### Exercise
Work out how many lines include "text" and answer with that number only.

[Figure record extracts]

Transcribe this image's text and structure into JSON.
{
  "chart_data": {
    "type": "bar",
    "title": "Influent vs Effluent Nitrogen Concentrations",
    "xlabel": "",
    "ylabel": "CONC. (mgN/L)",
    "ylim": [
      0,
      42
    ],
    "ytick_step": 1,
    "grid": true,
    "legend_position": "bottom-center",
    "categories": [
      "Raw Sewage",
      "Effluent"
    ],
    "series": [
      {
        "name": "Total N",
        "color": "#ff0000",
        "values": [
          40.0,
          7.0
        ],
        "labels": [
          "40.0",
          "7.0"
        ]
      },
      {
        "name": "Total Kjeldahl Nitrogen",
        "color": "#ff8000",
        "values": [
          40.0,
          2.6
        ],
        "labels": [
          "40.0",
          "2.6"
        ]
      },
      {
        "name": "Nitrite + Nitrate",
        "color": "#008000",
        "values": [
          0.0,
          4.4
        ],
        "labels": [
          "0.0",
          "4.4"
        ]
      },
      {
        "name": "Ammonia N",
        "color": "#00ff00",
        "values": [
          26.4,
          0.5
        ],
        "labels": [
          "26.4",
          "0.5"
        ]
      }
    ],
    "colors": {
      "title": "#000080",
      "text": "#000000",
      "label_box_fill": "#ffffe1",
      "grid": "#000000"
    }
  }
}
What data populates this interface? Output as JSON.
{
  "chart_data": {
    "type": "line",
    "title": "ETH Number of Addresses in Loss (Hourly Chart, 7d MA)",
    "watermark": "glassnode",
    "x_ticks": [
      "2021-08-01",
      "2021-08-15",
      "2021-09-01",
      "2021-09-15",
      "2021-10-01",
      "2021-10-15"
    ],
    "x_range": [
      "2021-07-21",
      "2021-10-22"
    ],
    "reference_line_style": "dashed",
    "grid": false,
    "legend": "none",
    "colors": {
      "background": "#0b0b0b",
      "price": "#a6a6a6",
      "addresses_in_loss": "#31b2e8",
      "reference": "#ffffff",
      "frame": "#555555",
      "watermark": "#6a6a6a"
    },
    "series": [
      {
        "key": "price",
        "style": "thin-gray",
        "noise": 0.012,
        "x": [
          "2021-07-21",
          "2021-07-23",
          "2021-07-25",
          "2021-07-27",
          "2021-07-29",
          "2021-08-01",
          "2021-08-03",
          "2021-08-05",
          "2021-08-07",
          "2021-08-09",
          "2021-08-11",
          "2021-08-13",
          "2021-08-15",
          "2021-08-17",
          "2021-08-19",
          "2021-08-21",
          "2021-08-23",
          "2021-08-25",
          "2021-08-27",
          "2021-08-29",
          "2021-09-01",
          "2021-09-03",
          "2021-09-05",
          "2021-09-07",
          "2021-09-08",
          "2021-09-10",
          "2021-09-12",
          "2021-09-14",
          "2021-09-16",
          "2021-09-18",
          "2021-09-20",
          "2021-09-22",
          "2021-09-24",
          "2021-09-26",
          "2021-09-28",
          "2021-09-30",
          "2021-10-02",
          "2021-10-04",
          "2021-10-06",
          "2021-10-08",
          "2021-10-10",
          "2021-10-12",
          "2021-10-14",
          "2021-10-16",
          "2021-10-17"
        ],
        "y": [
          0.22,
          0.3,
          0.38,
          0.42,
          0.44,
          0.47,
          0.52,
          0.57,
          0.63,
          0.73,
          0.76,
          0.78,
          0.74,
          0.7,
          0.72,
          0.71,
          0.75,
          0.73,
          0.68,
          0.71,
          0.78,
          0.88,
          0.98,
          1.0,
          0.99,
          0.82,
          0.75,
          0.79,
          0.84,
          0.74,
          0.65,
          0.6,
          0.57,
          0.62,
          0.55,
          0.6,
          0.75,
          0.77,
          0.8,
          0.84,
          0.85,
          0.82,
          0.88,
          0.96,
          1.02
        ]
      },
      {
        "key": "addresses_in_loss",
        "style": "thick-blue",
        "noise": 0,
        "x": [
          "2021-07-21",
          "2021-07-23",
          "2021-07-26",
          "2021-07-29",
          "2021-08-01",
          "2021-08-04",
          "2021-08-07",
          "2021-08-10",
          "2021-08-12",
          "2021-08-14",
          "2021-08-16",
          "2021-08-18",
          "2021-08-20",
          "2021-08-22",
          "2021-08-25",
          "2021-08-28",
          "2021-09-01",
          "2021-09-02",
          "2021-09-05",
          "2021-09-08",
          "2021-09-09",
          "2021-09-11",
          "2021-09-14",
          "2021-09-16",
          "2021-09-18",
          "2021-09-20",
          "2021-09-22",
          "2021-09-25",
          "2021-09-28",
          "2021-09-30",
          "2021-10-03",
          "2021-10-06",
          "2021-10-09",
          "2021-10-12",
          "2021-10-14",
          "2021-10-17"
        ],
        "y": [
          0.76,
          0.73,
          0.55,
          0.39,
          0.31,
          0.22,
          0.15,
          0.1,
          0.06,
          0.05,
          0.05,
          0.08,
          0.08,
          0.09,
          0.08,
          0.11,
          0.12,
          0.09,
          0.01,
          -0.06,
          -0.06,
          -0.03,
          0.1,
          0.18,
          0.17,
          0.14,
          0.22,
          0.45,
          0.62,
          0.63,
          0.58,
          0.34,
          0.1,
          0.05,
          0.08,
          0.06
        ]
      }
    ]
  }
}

### Correct output
2